● **INSTRUCTIONS TO FOLLOW**
Look below. Copy each line that has "např" in it.

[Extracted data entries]
****

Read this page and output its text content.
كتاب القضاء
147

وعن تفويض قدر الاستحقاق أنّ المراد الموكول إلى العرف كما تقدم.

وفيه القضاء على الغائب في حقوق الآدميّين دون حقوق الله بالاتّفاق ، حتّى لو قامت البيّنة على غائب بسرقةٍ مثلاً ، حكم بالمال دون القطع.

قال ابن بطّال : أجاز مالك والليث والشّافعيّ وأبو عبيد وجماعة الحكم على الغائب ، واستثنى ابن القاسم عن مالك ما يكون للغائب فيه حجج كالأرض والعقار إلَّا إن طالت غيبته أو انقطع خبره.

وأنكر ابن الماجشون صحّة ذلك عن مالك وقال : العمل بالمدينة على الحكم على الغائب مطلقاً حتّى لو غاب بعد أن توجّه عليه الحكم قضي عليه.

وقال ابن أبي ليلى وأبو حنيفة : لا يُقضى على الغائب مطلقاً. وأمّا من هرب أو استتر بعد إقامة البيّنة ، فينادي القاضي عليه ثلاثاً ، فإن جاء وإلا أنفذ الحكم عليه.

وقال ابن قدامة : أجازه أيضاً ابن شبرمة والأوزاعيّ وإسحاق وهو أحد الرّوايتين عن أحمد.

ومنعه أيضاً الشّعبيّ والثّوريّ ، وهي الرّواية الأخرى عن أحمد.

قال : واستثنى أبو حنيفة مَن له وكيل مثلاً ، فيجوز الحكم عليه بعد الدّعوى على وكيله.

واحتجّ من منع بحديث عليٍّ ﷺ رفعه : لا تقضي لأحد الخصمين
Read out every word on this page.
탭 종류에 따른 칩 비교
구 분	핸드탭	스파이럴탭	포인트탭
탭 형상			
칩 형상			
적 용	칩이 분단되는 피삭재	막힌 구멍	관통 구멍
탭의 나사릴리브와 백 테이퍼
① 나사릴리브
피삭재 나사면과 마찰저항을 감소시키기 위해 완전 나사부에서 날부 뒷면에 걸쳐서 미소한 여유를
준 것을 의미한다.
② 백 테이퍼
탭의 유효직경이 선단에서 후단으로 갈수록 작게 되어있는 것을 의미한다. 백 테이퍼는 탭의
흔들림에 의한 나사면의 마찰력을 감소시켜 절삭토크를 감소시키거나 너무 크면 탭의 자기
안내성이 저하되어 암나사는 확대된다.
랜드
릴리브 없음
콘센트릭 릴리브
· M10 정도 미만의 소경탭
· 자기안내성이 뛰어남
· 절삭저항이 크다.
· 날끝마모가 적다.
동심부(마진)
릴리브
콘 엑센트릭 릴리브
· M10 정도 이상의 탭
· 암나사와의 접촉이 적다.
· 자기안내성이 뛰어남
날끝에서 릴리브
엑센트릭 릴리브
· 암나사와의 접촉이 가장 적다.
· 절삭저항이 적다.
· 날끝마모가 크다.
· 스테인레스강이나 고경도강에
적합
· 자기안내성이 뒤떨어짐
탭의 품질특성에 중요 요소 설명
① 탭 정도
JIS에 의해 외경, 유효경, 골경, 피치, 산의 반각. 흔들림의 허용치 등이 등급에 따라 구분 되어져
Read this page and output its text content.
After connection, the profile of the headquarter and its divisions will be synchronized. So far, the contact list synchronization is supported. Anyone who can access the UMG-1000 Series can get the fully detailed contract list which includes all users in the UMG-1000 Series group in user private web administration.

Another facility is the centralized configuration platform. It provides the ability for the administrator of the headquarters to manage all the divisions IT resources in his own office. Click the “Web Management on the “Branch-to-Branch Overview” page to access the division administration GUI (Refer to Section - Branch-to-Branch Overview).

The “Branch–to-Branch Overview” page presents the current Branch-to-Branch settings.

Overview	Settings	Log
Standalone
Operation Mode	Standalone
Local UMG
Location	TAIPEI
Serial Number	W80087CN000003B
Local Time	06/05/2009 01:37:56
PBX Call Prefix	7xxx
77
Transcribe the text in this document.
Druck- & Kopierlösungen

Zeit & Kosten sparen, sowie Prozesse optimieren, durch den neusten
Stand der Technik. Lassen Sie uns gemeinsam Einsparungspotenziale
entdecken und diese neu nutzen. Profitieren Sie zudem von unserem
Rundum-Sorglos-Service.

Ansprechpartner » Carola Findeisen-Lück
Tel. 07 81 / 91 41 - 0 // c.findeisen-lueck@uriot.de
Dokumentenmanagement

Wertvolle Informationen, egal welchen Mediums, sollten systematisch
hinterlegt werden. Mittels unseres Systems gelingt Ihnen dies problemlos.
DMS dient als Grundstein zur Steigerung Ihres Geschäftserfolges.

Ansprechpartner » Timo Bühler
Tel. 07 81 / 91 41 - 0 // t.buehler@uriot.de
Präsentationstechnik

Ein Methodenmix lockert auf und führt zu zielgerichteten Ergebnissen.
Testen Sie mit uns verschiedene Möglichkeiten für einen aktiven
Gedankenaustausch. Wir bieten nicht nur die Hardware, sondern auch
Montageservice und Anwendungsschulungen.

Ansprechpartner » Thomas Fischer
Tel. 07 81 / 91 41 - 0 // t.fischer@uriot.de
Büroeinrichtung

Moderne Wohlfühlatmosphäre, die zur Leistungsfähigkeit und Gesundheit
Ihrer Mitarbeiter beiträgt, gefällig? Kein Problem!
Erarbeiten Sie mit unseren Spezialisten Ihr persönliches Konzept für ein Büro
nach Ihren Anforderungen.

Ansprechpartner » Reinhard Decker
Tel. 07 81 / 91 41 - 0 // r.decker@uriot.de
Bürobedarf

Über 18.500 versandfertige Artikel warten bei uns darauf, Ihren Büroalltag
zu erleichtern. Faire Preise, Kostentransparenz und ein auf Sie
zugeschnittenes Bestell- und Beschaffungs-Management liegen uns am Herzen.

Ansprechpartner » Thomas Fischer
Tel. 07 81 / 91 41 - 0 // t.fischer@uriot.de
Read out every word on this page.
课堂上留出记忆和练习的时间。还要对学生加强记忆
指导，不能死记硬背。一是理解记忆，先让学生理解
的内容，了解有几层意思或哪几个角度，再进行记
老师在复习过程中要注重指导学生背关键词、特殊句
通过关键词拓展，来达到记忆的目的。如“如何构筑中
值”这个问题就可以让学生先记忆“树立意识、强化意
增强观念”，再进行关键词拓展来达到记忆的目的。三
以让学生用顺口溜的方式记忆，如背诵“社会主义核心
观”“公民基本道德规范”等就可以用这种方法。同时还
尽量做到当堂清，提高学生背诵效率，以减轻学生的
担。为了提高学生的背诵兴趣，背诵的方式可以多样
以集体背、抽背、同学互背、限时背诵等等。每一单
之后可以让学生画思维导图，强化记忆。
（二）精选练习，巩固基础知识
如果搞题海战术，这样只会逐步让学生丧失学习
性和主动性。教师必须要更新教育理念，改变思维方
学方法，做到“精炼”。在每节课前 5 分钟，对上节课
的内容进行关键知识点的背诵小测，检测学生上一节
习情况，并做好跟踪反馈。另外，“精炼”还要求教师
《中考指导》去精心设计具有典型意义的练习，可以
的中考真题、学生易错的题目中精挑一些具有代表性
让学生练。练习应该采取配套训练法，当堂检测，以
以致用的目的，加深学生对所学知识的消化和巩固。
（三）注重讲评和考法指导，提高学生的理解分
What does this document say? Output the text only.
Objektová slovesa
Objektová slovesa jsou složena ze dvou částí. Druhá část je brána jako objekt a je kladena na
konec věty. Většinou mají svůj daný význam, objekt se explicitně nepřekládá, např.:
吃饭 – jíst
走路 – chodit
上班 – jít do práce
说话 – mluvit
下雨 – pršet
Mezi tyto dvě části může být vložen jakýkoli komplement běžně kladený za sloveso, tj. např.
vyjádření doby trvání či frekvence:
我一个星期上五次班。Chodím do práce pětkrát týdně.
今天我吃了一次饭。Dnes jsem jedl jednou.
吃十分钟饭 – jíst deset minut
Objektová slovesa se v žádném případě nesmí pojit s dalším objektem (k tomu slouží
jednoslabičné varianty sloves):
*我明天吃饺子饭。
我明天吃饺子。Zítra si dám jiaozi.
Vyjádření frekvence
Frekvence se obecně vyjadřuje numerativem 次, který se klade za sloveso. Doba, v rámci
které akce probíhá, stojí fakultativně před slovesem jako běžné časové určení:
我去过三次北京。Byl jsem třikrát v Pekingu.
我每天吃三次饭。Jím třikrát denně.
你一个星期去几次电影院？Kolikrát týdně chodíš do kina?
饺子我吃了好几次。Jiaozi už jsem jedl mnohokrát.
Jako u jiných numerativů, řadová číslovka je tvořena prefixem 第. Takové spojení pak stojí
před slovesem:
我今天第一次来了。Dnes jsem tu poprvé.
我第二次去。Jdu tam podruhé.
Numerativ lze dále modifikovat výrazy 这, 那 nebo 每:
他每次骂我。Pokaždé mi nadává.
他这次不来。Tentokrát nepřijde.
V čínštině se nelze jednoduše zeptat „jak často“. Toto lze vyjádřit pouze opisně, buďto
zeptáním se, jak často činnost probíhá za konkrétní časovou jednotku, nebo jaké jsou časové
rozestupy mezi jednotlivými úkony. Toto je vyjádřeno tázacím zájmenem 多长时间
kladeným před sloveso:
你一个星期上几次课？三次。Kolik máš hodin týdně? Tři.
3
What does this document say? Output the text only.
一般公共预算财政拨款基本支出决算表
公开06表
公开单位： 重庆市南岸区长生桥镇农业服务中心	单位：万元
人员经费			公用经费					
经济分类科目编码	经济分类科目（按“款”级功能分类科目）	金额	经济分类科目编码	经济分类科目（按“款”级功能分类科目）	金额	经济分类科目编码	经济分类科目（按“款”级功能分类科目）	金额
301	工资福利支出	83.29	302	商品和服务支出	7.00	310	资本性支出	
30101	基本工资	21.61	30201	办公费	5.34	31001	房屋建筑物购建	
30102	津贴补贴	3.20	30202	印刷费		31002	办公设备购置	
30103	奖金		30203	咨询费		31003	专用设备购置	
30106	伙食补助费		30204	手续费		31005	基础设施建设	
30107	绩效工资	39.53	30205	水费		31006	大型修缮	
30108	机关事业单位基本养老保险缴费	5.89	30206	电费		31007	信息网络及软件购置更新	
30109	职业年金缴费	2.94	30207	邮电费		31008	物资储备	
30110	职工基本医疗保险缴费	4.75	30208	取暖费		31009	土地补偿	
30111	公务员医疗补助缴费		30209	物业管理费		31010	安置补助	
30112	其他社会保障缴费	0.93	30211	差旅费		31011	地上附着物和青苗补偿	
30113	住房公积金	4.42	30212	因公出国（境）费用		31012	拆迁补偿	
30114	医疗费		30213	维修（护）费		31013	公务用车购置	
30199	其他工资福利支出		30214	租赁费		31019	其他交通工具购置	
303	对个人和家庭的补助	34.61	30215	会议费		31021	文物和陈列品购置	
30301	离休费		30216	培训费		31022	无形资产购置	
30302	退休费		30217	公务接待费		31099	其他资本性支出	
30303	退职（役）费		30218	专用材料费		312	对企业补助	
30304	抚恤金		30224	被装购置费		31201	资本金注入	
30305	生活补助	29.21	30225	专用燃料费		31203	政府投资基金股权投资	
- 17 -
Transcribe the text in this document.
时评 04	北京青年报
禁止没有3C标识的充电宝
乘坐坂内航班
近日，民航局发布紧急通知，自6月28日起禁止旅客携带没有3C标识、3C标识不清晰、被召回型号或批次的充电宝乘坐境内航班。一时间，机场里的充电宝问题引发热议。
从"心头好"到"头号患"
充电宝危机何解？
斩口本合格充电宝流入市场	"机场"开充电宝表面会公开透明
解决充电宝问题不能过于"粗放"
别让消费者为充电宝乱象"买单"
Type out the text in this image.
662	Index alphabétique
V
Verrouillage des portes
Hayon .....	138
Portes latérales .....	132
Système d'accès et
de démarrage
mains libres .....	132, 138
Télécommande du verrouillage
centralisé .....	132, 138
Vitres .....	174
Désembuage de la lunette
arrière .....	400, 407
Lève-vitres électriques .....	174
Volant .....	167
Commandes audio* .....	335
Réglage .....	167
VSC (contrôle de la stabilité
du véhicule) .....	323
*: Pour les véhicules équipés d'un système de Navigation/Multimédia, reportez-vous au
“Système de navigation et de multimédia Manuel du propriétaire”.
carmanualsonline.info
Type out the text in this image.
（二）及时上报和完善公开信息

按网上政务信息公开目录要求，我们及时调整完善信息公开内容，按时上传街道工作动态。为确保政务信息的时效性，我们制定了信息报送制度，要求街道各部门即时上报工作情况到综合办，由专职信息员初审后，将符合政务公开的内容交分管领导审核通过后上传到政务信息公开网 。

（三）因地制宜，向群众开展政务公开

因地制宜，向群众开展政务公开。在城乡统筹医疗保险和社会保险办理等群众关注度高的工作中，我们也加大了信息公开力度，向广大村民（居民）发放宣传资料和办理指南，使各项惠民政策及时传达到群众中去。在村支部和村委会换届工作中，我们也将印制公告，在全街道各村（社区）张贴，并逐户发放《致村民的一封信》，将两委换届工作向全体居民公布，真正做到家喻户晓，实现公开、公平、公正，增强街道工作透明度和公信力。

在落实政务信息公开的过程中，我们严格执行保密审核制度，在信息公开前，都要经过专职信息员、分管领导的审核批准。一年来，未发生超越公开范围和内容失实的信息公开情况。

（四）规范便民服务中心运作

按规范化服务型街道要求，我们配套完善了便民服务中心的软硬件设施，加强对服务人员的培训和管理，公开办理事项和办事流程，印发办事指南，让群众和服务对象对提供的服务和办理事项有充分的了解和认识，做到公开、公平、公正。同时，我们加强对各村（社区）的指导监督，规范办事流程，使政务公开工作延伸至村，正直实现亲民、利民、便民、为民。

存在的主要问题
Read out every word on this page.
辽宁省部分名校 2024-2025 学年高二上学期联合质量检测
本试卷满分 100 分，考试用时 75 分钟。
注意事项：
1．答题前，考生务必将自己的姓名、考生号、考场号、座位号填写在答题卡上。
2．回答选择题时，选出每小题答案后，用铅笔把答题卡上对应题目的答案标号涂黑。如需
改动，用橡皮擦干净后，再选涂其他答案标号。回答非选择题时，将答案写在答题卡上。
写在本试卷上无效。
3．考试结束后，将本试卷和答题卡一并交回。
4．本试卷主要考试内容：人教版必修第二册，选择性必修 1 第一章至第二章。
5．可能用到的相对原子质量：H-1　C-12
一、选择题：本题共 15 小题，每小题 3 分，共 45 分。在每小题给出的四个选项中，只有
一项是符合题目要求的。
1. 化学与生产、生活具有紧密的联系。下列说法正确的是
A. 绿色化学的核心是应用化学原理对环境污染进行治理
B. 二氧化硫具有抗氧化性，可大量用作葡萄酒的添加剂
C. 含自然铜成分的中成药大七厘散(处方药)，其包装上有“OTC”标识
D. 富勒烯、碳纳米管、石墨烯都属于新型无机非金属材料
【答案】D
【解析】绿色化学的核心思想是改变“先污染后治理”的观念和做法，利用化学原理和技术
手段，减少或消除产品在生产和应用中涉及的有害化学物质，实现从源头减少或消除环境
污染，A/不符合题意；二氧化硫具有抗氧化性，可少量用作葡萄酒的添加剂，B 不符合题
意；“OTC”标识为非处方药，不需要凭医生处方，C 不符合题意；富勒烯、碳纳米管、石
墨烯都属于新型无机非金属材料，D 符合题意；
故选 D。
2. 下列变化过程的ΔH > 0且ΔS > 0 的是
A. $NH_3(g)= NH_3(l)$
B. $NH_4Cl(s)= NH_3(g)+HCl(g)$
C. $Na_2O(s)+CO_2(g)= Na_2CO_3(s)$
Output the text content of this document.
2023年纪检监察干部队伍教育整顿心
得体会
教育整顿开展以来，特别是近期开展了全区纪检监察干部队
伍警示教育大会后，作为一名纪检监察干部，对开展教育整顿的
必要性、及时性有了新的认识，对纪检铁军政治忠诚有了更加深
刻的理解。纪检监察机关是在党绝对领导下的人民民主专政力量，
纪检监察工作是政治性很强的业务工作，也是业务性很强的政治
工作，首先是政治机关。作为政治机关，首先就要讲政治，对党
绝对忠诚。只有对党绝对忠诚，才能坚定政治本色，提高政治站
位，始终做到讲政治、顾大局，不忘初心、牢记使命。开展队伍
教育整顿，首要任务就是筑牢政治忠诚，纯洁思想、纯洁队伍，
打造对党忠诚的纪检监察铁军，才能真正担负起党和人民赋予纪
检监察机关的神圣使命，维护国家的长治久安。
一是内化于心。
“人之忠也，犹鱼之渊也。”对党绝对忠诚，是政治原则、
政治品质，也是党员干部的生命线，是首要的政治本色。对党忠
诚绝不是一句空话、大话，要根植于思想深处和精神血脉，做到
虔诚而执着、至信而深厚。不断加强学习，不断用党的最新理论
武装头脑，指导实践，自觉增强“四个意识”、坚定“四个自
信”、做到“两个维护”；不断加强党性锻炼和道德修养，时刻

****

● **FULL ANSWER**
konec věty. Většinou mají svůj daný význam, objekt se explicitně nepřekládá, např.:
Mezi tyto dvě části může být vložen jakýkoli komplement běžně kladený za sloveso, tj. např.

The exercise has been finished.